- [What is expected]: Collect all lines from the listing that include the string "GARDENS".

* Begin Data shown *

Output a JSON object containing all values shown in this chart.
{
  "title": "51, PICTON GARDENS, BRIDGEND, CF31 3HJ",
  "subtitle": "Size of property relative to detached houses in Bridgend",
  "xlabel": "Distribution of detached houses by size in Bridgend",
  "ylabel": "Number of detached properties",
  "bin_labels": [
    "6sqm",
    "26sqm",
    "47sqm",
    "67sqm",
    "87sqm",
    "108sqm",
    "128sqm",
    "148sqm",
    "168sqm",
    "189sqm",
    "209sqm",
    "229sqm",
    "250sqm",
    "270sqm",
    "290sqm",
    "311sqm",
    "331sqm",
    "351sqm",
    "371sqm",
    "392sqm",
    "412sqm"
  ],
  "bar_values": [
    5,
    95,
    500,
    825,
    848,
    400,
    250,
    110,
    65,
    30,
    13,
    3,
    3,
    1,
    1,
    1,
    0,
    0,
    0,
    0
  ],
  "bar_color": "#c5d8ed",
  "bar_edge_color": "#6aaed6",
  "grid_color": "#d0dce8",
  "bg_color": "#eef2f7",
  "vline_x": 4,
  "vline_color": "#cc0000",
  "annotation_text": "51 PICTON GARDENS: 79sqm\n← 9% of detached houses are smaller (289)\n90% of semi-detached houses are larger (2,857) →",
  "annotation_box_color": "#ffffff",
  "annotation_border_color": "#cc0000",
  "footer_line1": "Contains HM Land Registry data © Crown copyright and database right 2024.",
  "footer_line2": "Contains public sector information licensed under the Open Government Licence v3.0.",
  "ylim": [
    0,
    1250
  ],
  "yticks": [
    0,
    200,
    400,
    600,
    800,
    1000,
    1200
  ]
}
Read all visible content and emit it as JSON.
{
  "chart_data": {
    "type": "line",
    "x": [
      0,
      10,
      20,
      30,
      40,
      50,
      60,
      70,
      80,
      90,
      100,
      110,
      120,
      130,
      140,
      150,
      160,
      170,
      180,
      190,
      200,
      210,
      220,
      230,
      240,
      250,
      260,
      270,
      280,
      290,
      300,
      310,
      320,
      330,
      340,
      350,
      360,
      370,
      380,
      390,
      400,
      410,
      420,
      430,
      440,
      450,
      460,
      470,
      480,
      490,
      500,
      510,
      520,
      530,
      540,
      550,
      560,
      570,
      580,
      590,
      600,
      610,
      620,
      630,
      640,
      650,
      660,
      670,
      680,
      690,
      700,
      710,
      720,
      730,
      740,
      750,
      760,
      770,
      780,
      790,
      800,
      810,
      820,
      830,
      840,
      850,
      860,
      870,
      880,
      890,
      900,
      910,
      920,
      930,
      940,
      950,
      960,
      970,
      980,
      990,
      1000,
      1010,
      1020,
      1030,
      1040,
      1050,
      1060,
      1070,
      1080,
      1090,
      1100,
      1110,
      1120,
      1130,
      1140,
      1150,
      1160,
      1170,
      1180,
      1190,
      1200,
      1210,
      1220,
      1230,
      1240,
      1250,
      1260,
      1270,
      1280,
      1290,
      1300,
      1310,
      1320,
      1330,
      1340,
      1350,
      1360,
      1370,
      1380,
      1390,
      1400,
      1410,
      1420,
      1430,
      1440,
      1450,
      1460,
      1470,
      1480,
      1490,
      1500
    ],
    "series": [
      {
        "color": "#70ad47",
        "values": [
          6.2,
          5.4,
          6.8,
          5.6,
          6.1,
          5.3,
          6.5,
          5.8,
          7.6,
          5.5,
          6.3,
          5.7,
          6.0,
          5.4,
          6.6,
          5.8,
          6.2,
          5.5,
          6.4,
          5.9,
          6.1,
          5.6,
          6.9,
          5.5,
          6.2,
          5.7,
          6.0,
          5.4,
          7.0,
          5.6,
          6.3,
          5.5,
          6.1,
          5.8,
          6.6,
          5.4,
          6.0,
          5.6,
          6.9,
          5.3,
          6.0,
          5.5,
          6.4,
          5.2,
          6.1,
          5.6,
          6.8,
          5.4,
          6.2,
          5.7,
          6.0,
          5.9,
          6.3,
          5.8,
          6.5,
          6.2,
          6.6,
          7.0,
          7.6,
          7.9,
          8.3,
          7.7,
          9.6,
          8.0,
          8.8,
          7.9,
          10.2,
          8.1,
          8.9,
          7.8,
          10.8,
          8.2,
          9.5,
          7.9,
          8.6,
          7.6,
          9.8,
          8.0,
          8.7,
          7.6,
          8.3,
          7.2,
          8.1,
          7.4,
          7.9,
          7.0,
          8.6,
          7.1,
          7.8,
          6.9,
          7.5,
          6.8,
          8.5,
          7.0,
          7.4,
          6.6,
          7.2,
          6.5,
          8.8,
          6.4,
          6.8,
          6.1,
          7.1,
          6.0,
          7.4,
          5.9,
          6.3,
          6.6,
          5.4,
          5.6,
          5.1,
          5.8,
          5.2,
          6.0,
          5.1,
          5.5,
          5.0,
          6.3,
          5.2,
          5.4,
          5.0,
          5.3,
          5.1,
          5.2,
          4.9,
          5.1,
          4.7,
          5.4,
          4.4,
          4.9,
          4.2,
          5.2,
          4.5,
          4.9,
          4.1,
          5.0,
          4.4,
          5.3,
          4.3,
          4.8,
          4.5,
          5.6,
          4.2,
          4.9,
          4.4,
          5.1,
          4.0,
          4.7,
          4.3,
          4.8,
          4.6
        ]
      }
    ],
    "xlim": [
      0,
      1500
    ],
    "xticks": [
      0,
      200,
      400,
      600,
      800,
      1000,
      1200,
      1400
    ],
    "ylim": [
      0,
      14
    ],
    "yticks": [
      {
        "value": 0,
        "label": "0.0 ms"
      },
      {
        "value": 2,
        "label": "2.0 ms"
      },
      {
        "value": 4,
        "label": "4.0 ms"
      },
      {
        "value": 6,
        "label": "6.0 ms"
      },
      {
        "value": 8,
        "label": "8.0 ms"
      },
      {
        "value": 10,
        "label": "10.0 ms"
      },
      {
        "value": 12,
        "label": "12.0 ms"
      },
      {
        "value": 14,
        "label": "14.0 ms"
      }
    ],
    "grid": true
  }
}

* End Data shown *

- [Completed exercise]:
  "title": "51, PICTON GARDENS, BRIDGEND, CF31 3HJ",
  "annotation_text": "51 PICTON GARDENS: 79sqm\n← 9% of detached houses are smaller (289)\n90% of semi-detached houses are larger (2,857) →",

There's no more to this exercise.